** BEGIN RECORDS FOR THIS TASK **
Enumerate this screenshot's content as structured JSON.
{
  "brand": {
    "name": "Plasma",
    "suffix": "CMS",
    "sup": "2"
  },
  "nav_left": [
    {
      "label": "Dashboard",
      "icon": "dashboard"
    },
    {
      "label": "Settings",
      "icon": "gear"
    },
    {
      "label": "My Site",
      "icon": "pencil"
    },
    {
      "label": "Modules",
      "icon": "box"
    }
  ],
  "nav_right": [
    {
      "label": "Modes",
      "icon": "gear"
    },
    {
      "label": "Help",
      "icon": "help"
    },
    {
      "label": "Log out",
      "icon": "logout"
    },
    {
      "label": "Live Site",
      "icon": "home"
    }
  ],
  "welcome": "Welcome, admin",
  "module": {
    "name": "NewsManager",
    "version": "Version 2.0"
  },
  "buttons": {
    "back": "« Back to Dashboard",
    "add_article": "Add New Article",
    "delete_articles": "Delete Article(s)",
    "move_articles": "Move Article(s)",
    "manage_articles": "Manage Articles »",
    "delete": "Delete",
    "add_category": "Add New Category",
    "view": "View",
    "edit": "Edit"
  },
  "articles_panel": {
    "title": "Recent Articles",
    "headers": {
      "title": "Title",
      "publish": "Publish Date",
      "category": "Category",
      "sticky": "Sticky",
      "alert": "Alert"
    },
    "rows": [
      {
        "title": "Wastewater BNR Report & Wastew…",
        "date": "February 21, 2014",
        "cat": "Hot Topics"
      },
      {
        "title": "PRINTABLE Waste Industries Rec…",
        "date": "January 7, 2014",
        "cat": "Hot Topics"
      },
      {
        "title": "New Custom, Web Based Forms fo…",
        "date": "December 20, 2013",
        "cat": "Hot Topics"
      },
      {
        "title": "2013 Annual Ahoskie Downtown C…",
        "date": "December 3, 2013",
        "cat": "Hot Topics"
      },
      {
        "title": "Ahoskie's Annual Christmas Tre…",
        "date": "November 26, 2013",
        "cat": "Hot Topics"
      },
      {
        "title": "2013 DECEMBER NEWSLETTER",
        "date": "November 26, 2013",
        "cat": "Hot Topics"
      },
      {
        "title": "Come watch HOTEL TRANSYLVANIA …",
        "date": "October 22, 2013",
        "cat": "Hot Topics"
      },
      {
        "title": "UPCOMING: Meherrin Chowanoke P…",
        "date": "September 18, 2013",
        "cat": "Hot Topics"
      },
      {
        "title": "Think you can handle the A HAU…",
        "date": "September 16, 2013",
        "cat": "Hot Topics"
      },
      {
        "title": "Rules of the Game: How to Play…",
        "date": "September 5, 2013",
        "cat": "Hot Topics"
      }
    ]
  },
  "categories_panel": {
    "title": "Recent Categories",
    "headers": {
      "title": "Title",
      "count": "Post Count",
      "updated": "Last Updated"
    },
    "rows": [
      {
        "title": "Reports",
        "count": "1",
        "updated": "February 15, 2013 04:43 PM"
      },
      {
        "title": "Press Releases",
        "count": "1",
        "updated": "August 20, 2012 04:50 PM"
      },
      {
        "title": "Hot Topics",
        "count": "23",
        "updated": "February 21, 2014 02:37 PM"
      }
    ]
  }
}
** END RECORDS FOR THIS TASK **
WHAT TO PRODUCE: Retype the material in full. Each word must match.

RESPONSE TO THIS EXERCISE:
Enumerate this screenshot's content as structured JSON.
{
  "brand": {
    "name": "Plasma",
    "suffix": "CMS",
    "sup": "2"
  },
  "nav_left": [
    {
      "label": "Dashboard",
      "icon": "dashboard"
    },
    {
      "label": "Settings",
      "icon": "gear"
    },
    {
      "label": "My Site",
      "icon": "pencil"
    },
    {
      "label": "Modules",
      "icon": "box"
    }
  ],
  "nav_right": [
    {
      "label": "Modes",
      "icon": "gear"
    },
    {
      "label": "Help",
      "icon": "help"
    },
    {
      "label": "Log out",
      "icon": "logout"
    },
    {
      "label": "Live Site",
      "icon": "home"
    }
  ],
  "welcome": "Welcome, admin",
  "module": {
    "name": "NewsManager",
    "version": "Version 2.0"
  },
  "buttons": {
    "back": "« Back to Dashboard",
    "add_article": "Add New Article",
    "delete_articles": "Delete Article(s)",
    "move_articles": "Move Article(s)",
    "manage_articles": "Manage Articles »",
    "delete": "Delete",
    "add_category": "Add New Category",
    "view": "View",
    "edit": "Edit"
  },
  "articles_panel": {
    "title": "Recent Articles",
    "headers": {
      "title": "Title",
      "publish": "Publish Date",
      "category": "Category",
      "sticky": "Sticky",
      "alert": "Alert"
    },
    "rows": [
      {
        "title": "Wastewater BNR Report & Wastew…",
        "date": "February 21, 2014",
        "cat": "Hot Topics"
      },
      {
        "title": "PRINTABLE Waste Industries Rec…",
        "date": "January 7, 2014",
        "cat": "Hot Topics"
      },
      {
        "title": "New Custom, Web Based Forms fo…",
        "date": "December 20, 2013",
        "cat": "Hot Topics"
      },
      {
        "title": "2013 Annual Ahoskie Downtown C…",
        "date": "December 3, 2013",
        "cat": "Hot Topics"
      },
      {
        "title": "Ahoskie's Annual Christmas Tre…",
        "date": "November 26, 2013",
        "cat": "Hot Topics"
      },
      {
        "title": "2013 DECEMBER NEWSLETTER",
        "date": "November 26, 2013",
        "cat": "Hot Topics"
      },
      {
        "title": "Come watch HOTEL TRANSYLVANIA …",
        "date": "October 22, 2013",
        "cat": "Hot Topics"
      },
      {
        "title": "UPCOMING: Meherrin Chowanoke P…",
        "date": "September 18, 2013",
        "cat": "Hot Topics"
      },
      {
        "title": "Think you can handle the A HAU…",
        "date": "September 16, 2013",
        "cat": "Hot Topics"
      },
      {
        "title": "Rules of the Game: How to Play…",
        "date": "September 5, 2013",
        "cat": "Hot Topics"
      }
    ]
  },
  "categories_panel": {
    "title": "Recent Categories",
    "headers": {
      "title": "Title",
      "count": "Post Count",
      "updated": "Last Updated"
    },
    "rows": [
      {
        "title": "Reports",
        "count": "1",
        "updated": "February 15, 2013 04:43 PM"
      },
      {
        "title": "Press Releases",
        "count": "1",
        "updated": "August 20, 2012 04:50 PM"
      },
      {
        "title": "Hot Topics",
        "count": "23",
        "updated": "February 21, 2014 02:37 PM"
      }
    ]
  }
}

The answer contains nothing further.